▶ _Work required_
Look over the lines below. Report each one that includes the string "median".

▶ _Records provided_
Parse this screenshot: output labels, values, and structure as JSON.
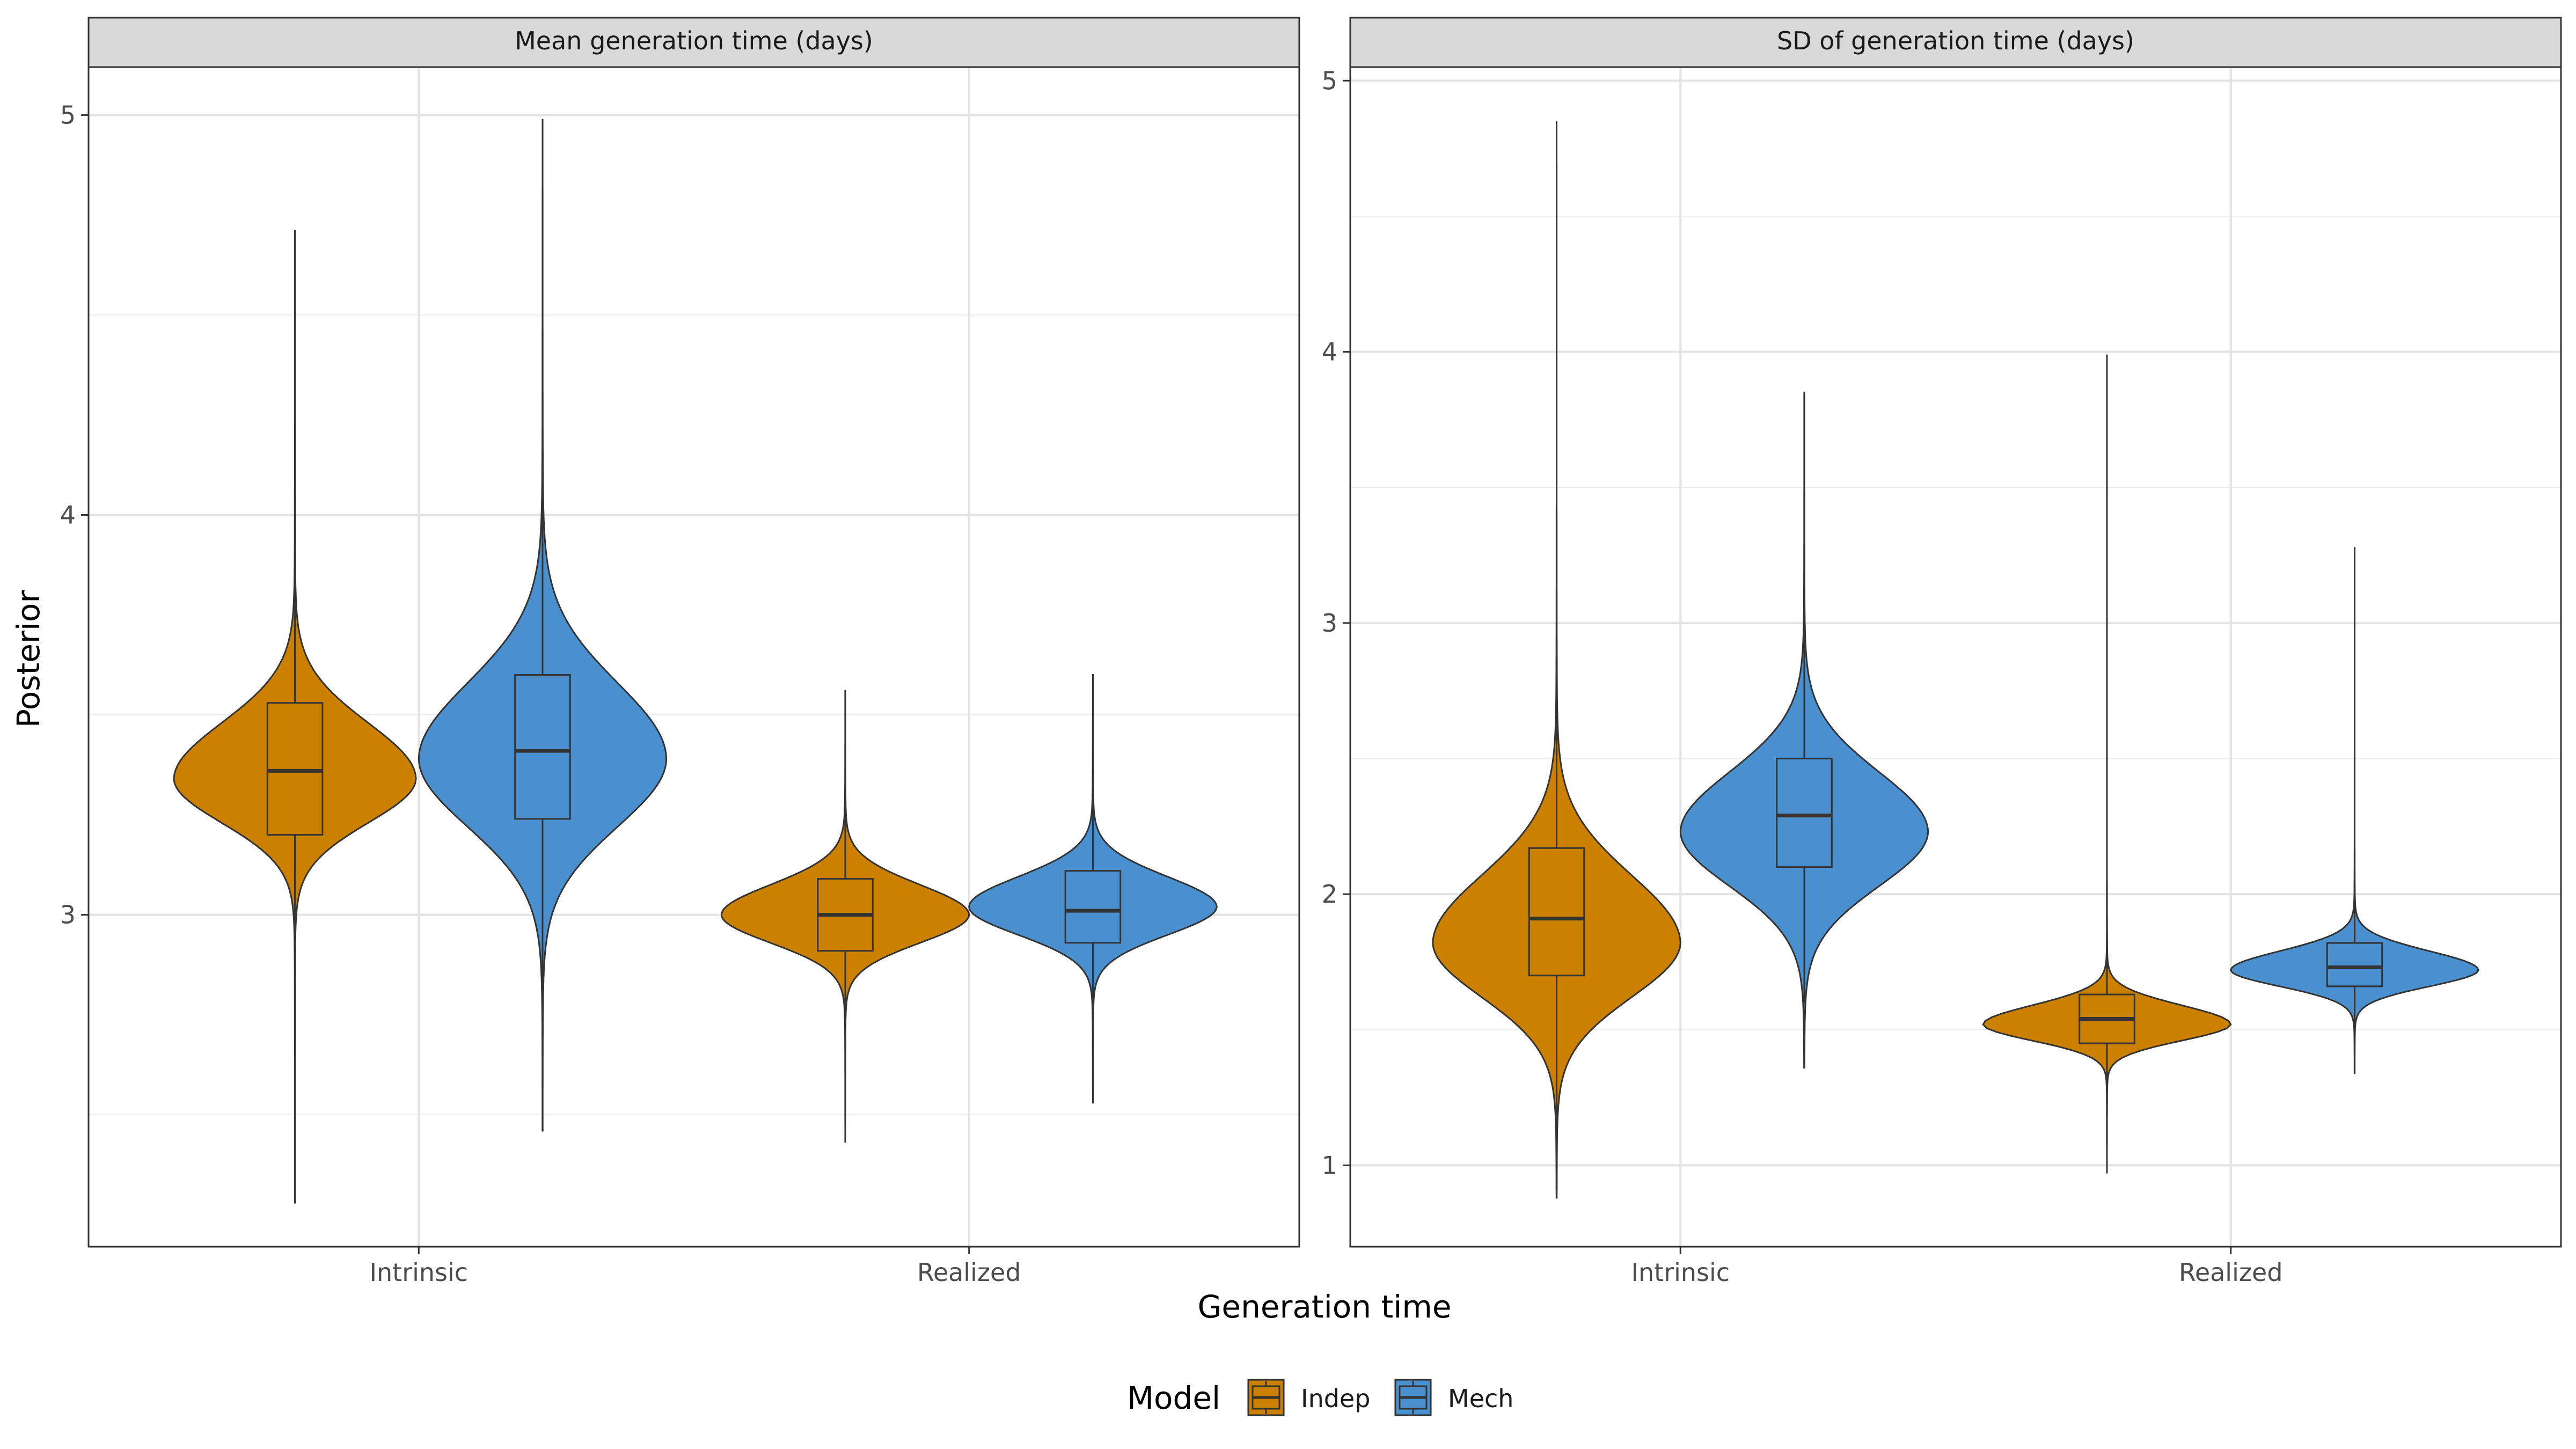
{
  "chart_data": {
    "type": "violin",
    "xlabel": "Generation time",
    "ylabel": "Posterior",
    "categories": [
      "Intrinsic",
      "Realized"
    ],
    "legend": {
      "title": "Model",
      "placement": "bottom",
      "entries": [
        {
          "label": "Indep",
          "color": "#CC8000"
        },
        {
          "label": "Mech",
          "color": "#4A90CF"
        }
      ]
    },
    "grid": true,
    "panels": [
      {
        "strip_title": "Mean generation time (days)",
        "ylim": [
          2.17,
          5.12
        ],
        "yticks": [
          3,
          4,
          5
        ],
        "groups": [
          {
            "category": "Intrinsic",
            "model": "Indep",
            "min": 2.28,
            "q1": 3.2,
            "median": 3.36,
            "q3": 3.53,
            "max": 4.71,
            "whisker_lo": 2.69,
            "whisker_hi": 4.04,
            "mode": 3.34,
            "spread_lo": 0.11,
            "spread_hi": 0.14,
            "width": 0.22
          },
          {
            "category": "Intrinsic",
            "model": "Mech",
            "min": 2.46,
            "q1": 3.24,
            "median": 3.41,
            "q3": 3.6,
            "max": 4.99,
            "whisker_lo": 2.7,
            "whisker_hi": 4.15,
            "mode": 3.39,
            "spread_lo": 0.17,
            "spread_hi": 0.19,
            "width": 0.225
          },
          {
            "category": "Realized",
            "model": "Indep",
            "min": 2.43,
            "q1": 2.91,
            "median": 3.0,
            "q3": 3.09,
            "max": 3.56,
            "whisker_lo": 2.65,
            "whisker_hi": 3.37,
            "mode": 3.0,
            "spread_lo": 0.07,
            "spread_hi": 0.075,
            "width": 0.225
          },
          {
            "category": "Realized",
            "model": "Mech",
            "min": 2.53,
            "q1": 2.93,
            "median": 3.01,
            "q3": 3.11,
            "max": 3.6,
            "whisker_lo": 2.67,
            "whisker_hi": 3.37,
            "mode": 3.02,
            "spread_lo": 0.07,
            "spread_hi": 0.075,
            "width": 0.225
          }
        ]
      },
      {
        "strip_title": "SD of generation time (days)",
        "ylim": [
          0.7,
          5.05
        ],
        "yticks": [
          1,
          2,
          3,
          4,
          5
        ],
        "groups": [
          {
            "category": "Intrinsic",
            "model": "Indep",
            "min": 0.88,
            "q1": 1.7,
            "median": 1.91,
            "q3": 2.17,
            "max": 4.85,
            "whisker_lo": 1.1,
            "whisker_hi": 2.88,
            "mode": 1.82,
            "spread_lo": 0.2,
            "spread_hi": 0.25,
            "width": 0.225
          },
          {
            "category": "Intrinsic",
            "model": "Mech",
            "min": 1.36,
            "q1": 2.1,
            "median": 2.29,
            "q3": 2.5,
            "max": 3.85,
            "whisker_lo": 1.6,
            "whisker_hi": 3.1,
            "mode": 2.23,
            "spread_lo": 0.2,
            "spread_hi": 0.22,
            "width": 0.225
          },
          {
            "category": "Realized",
            "model": "Indep",
            "min": 0.97,
            "q1": 1.45,
            "median": 1.54,
            "q3": 1.63,
            "max": 3.99,
            "whisker_lo": 1.2,
            "whisker_hi": 1.9,
            "mode": 1.52,
            "spread_lo": 0.06,
            "spread_hi": 0.07,
            "width": 0.225
          },
          {
            "category": "Realized",
            "model": "Mech",
            "min": 1.34,
            "q1": 1.66,
            "median": 1.73,
            "q3": 1.82,
            "max": 3.28,
            "whisker_lo": 1.45,
            "whisker_hi": 2.06,
            "mode": 1.72,
            "spread_lo": 0.06,
            "spread_hi": 0.07,
            "width": 0.225
          }
        ]
      }
    ]
  }
}
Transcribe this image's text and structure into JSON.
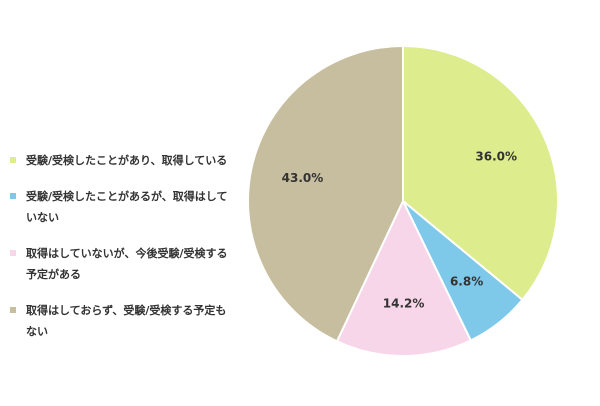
{
  "chart_data": {
    "type": "pie",
    "title": "",
    "start_angle_deg": 0,
    "direction": "clockwise",
    "legend_position": "left",
    "slices": [
      {
        "label": "受験/受検したことがあり、取得している",
        "value": 36.0,
        "display": "36.0%",
        "color": "#ddec8c"
      },
      {
        "label": "受験/受検したことがあるが、取得はしていない",
        "value": 6.8,
        "display": "6.8%",
        "color": "#7ec9ea"
      },
      {
        "label": "取得はしていないが、今後受験/受検する予定がある",
        "value": 14.2,
        "display": "14.2%",
        "color": "#f7d6e9"
      },
      {
        "label": "取得はしておらず、受験/受検する予定もない",
        "value": 43.0,
        "display": "43.0%",
        "color": "#c6be9e"
      }
    ]
  }
}
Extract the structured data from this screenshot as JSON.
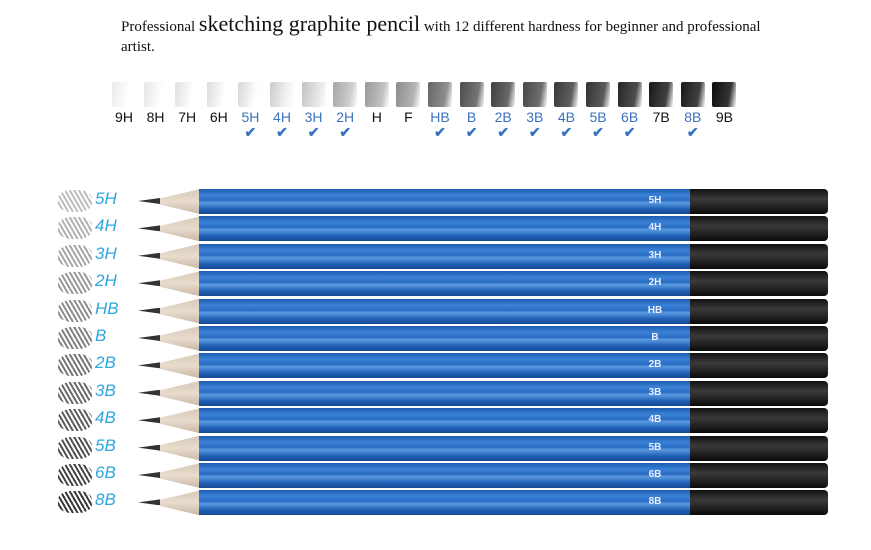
{
  "title": {
    "pre": "Professional ",
    "emph": "sketching graphite pencil",
    "post": " with 12 different hardness for beginner and professional artist."
  },
  "scale": [
    {
      "grade": "9H",
      "included": false,
      "shade": 0.08
    },
    {
      "grade": "8H",
      "included": false,
      "shade": 0.1
    },
    {
      "grade": "7H",
      "included": false,
      "shade": 0.12
    },
    {
      "grade": "6H",
      "included": false,
      "shade": 0.14
    },
    {
      "grade": "5H",
      "included": true,
      "shade": 0.16
    },
    {
      "grade": "4H",
      "included": true,
      "shade": 0.2
    },
    {
      "grade": "3H",
      "included": true,
      "shade": 0.24
    },
    {
      "grade": "2H",
      "included": true,
      "shade": 0.35
    },
    {
      "grade": "H",
      "included": false,
      "shade": 0.4
    },
    {
      "grade": "F",
      "included": false,
      "shade": 0.45
    },
    {
      "grade": "HB",
      "included": true,
      "shade": 0.6
    },
    {
      "grade": "B",
      "included": true,
      "shade": 0.7
    },
    {
      "grade": "2B",
      "included": true,
      "shade": 0.75
    },
    {
      "grade": "3B",
      "included": true,
      "shade": 0.72
    },
    {
      "grade": "4B",
      "included": true,
      "shade": 0.78
    },
    {
      "grade": "5B",
      "included": true,
      "shade": 0.8
    },
    {
      "grade": "6B",
      "included": true,
      "shade": 0.85
    },
    {
      "grade": "7B",
      "included": false,
      "shade": 0.9
    },
    {
      "grade": "8B",
      "included": true,
      "shade": 0.9
    },
    {
      "grade": "9B",
      "included": false,
      "shade": 0.95
    }
  ],
  "colors": {
    "included_label": "#3a72c0",
    "excluded_label": "#111111",
    "handwritten_label": "#2da7dd",
    "pencil_body": "#2a6cc4",
    "pencil_end": "#111111"
  },
  "pencils": [
    "5H",
    "4H",
    "3H",
    "2H",
    "HB",
    "B",
    "2B",
    "3B",
    "4B",
    "5B",
    "6B",
    "8B"
  ]
}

▶ _Exercise solution_
            "median": 3.36,
            "median": 3.41,
            "median": 3.0,
            "median": 3.01,
            "median": 1.91,
            "median": 2.29,
            "median": 1.54,
            "median": 1.73,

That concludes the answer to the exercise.